- What is expected
Every line that contains the word "indication" should be copied out.

- Given information
Begin
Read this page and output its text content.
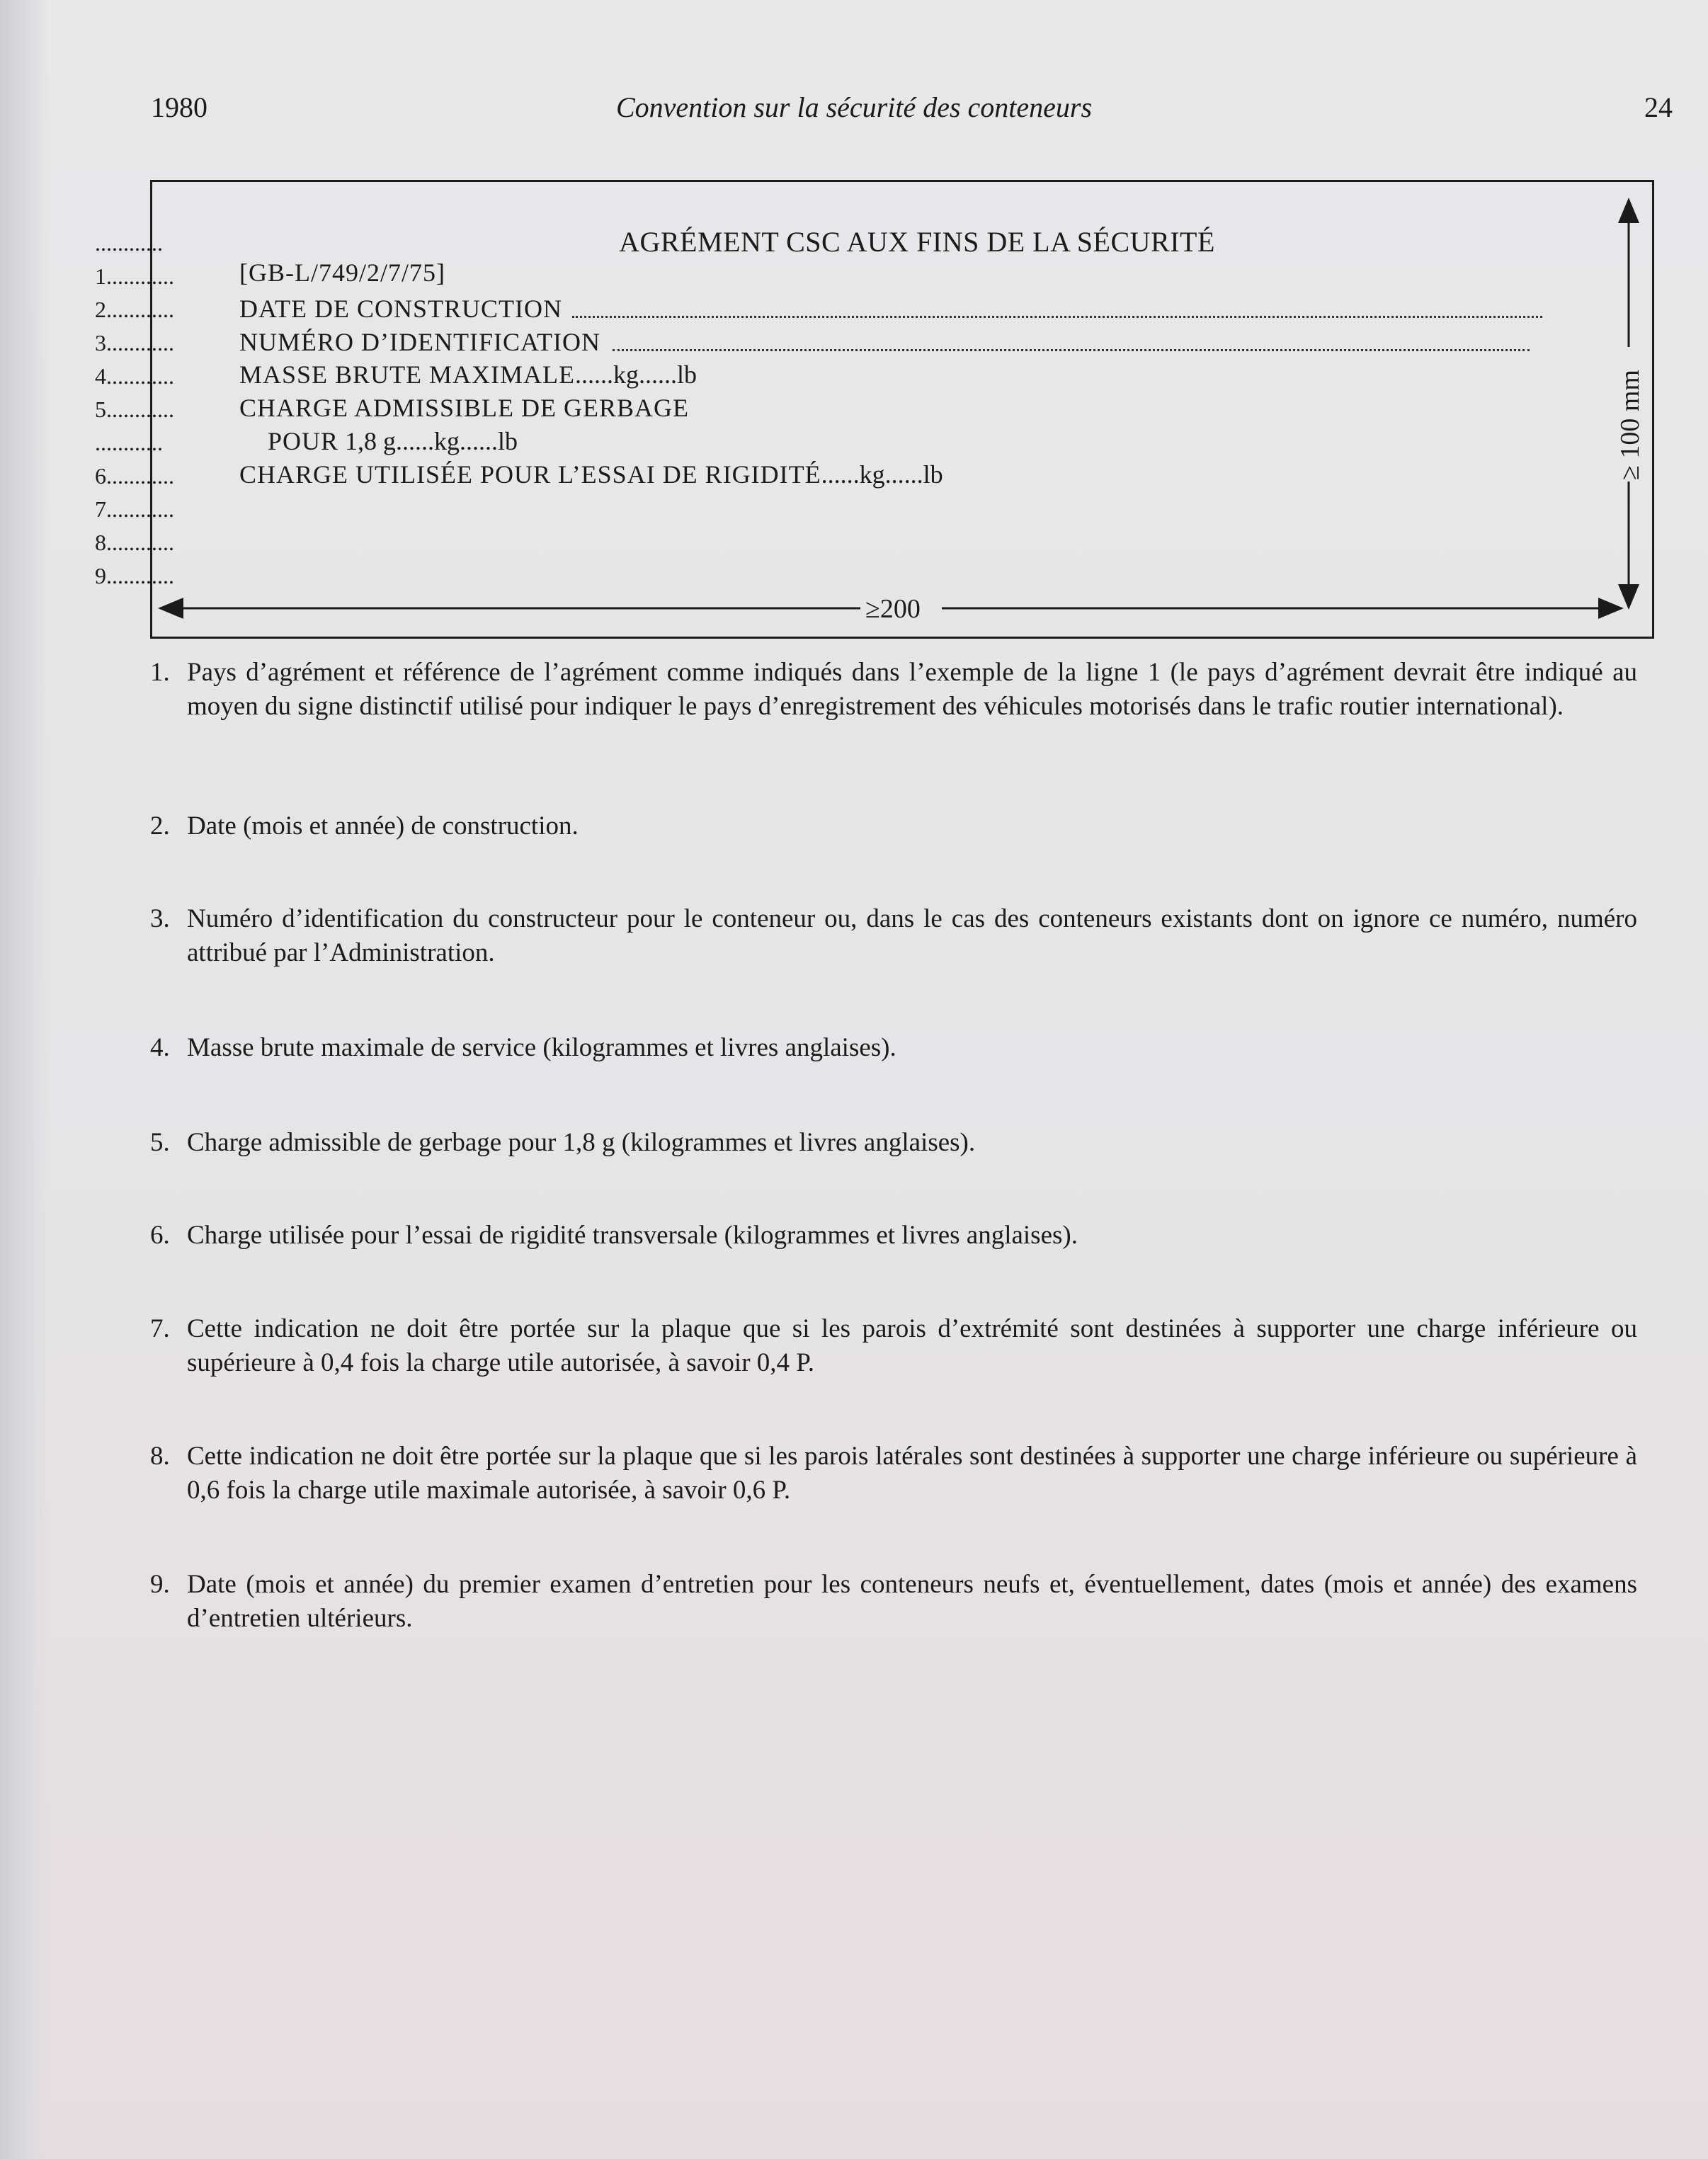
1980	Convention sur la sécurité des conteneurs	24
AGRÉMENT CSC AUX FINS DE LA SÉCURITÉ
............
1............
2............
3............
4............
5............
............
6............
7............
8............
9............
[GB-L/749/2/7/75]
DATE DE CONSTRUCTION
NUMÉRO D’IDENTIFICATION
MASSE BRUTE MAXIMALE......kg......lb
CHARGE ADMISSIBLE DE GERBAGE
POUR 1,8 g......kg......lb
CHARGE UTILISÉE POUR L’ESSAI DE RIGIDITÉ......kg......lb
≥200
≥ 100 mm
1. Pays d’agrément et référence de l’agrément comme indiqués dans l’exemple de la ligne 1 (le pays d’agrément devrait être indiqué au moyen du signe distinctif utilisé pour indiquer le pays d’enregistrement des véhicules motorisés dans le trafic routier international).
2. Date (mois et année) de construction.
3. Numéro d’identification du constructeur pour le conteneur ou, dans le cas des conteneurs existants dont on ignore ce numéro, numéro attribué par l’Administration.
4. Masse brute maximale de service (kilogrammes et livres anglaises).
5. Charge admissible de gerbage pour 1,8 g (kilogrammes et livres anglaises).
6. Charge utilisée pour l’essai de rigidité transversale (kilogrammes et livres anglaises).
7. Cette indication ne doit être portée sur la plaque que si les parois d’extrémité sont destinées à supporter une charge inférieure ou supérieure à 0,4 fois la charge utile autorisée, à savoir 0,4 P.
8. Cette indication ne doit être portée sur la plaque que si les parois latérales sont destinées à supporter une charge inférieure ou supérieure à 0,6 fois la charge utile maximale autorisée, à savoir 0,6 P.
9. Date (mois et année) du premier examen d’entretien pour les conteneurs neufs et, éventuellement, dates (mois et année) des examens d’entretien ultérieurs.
End
- Output for this exercise
7. Cette indication ne doit être portée sur la plaque que si les parois d’extrémité sont destinées à supporter une charge inférieure ou supérieure à 0,4 fois la charge utile autorisée, à savoir 0,4 P.
8. Cette indication ne doit être portée sur la plaque que si les parois latérales sont destinées à supporter une charge inférieure ou supérieure à 0,6 fois la charge utile maximale autorisée, à savoir 0,6 P.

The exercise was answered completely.